◆ **Page excerpt**
☆ ☆ ☆

# The Underwater Cartpole

** Published:**

My last few posts have been rather abstract. I thought I’d use this one to go into some details about the actual system we’re working with.

As I mentioned before, we are looking at a cart pole in a water tunnel. A cart pole is sometimes also called an inverted pendulum. Here is a diagram from wikipedia:

The parameter we have control over is F, the force on the cart. We would like to use this to control both the position of the cart and the angle of the pendulum. If the cart is standing still, the only two possible fixed points of the system are $\theta = 0$ (the bottom, or “downright”) and $\theta = \pi$ (the “upright”). Since $\theta = 0$ is easy to get to, we will be primarily interested with getting to $\theta = \pi$.

For now, I’m just going to worry about the regular cart pole system, without introducing any fluid dynamics. This is because the fluid dynamics are complicated, even with a fairly rough model (called the Quasi-steady Model), and I don’t know how to derive them anyway. Before continuing, it would be nice to have an explicit parametrization of the system. There are two position states we care about: $x$, the cart position; and $\theta$, the pendulum angle, which we will set to $0$ at the bottom with the counter-clockwise direction being positive. I realize that this is not what the picture indicates, and I apologize for any confusion. I couldn’t find any good pictures that parametrized it the way I wanted, and I’m going to screw up if I use a different parametrization than what I’ve written down.

At any rate, in addition to the two position states $x$ and $\theta$, we also care about the velocity states $\dot{x}$ and $\dot{\theta}$, so that we have four states total. For convenience, we’ll also name a variable $u := \frac{F}{M}$, so that we have a control input $u$ that directly affects the acceleration of the cart. We also have system parameters $M$ (the mass of the cart), $g$ (the acceleration due to gravity), $l$ (the length of the pendulum arm), and $I$ (the inertia of the pendulum arm). With these variables, we have the following equations of motion:

$\left[ \begin{array}{c} \dot{x} \\ \dot{\theta} \\ \ddot{x} \\ \ddot{\theta} \end{array} \right] = \left[ \begin{array}{c} \dot{x} \\ \dot{\theta} \\ 0 \\ -\frac{mgl\sin(\theta)}{I} \end{array} \right] + \left[ \begin{array}{c} 0 \\ 0 \\ 1 \\ -\frac{mg\cos(\theta)}{I} \end{array} \right] u$

You will note that the form of these equations is different from in my last post. This is because I misspoke last time. The actual form we should use for a general system is

$\dot{x} = f(x) + B(x)u,$

or, if we are assuming a second-order system, then

$\left[ \begin{array}{c} \dot{q} \\ \ddot{q} \end{array} \right] = \left[ \begin{array}{c} \dot{q} \\ f(q,\dot{q}) \end{array} \right] + B(q,\dot{q}) u.$

Here we are assuming that the natural system dynamics can be arbitrarily non-linear in $x$, but the effect of control is still linear for any fixed system state (which, as I noted last time, is a pretty safe assumption). The time when we use the form $\dot{x} = Ax + Bu$ is when we are talking about a linear system — usually a linear time-invariant system, but we can also let $A$ and $B$ depend on time and get a linear time-varying system.

☆ ☆ ☆

◆ **To-do list**
1. According to the underwater cartpole post, what is the fairly rough model of the fluid dynamics called?
2. Write out the passage from the underwater cartpole post word for word, beginning at "As I mentioned" and stopping after "to $\theta = \pi$.".

◆ **Information shown**
☆ ☆ ☆

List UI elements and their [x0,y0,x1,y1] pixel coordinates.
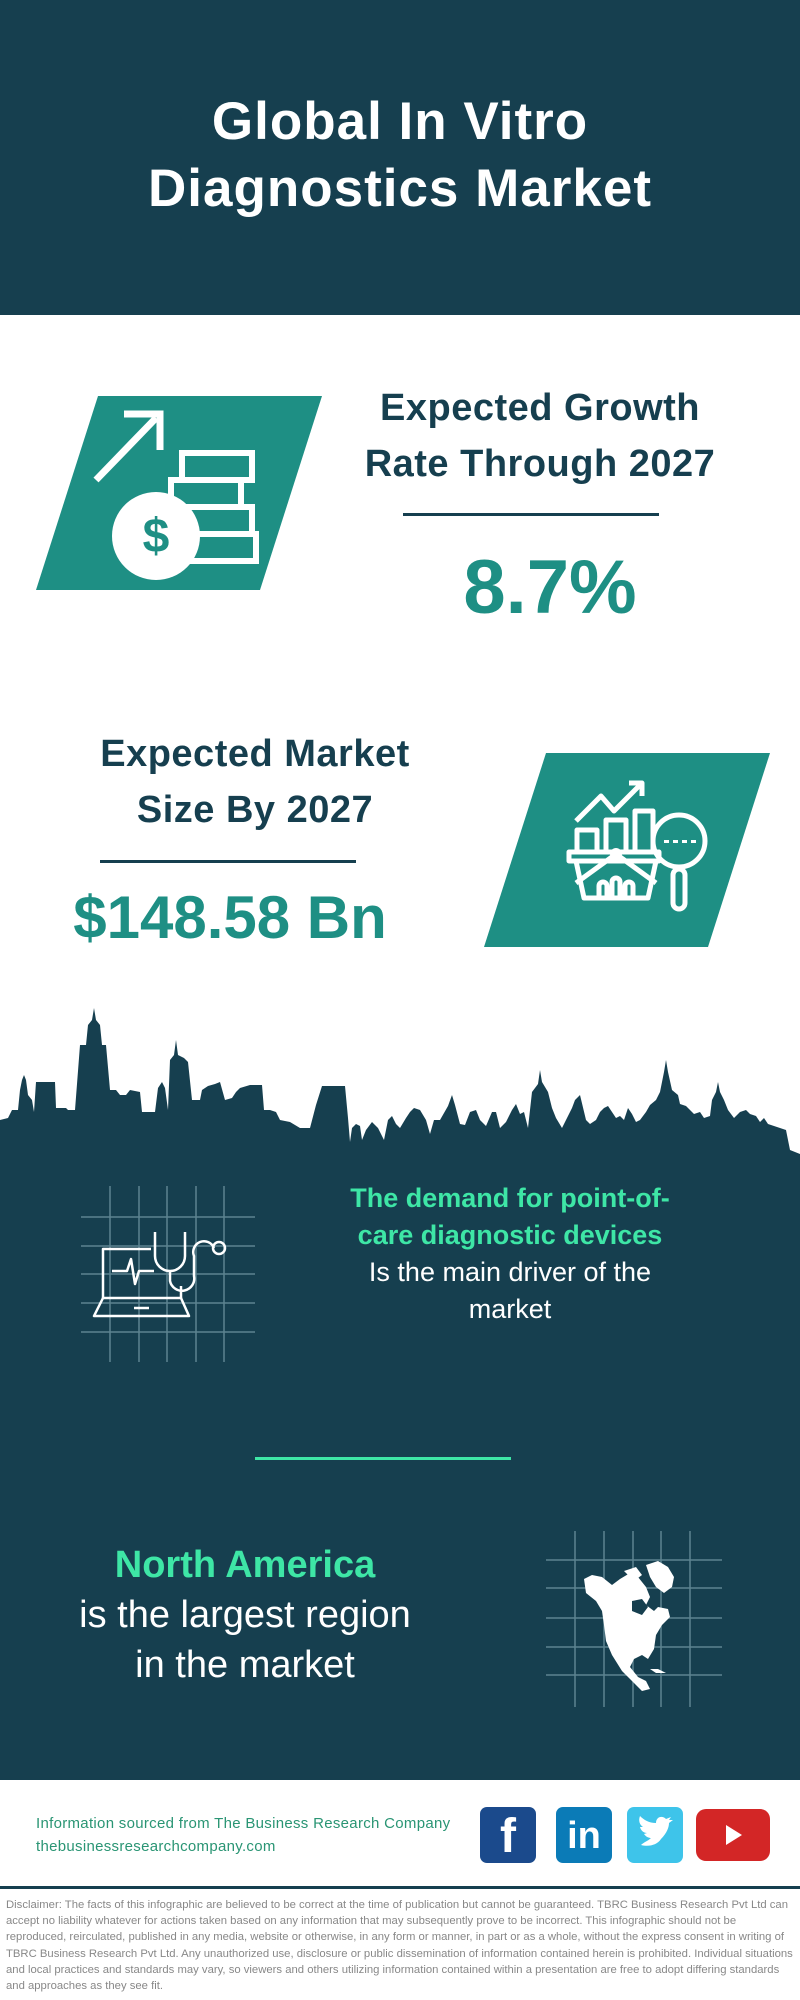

☆ ☆ ☆

◆ **Answers by task**
1. The Quasi-steady Model.

2.
As I mentioned before, we are looking at a cart pole in a water tunnel. A cart pole is sometimes also called an inverted pendulum. Here is a diagram from wikipedia:

The parameter we have control over is F, the force on the cart. We would like to use this to control both the position of the cart and the angle of the pendulum. If the cart is standing still, the only two possible fixed points of the system are $\theta = 0$ (the bottom, or “downright”) and $\theta = \pi$ (the “upright”). Since $\theta = 0$ is easy to get to, we will be primarily interested with getting to $\theta = \pi$.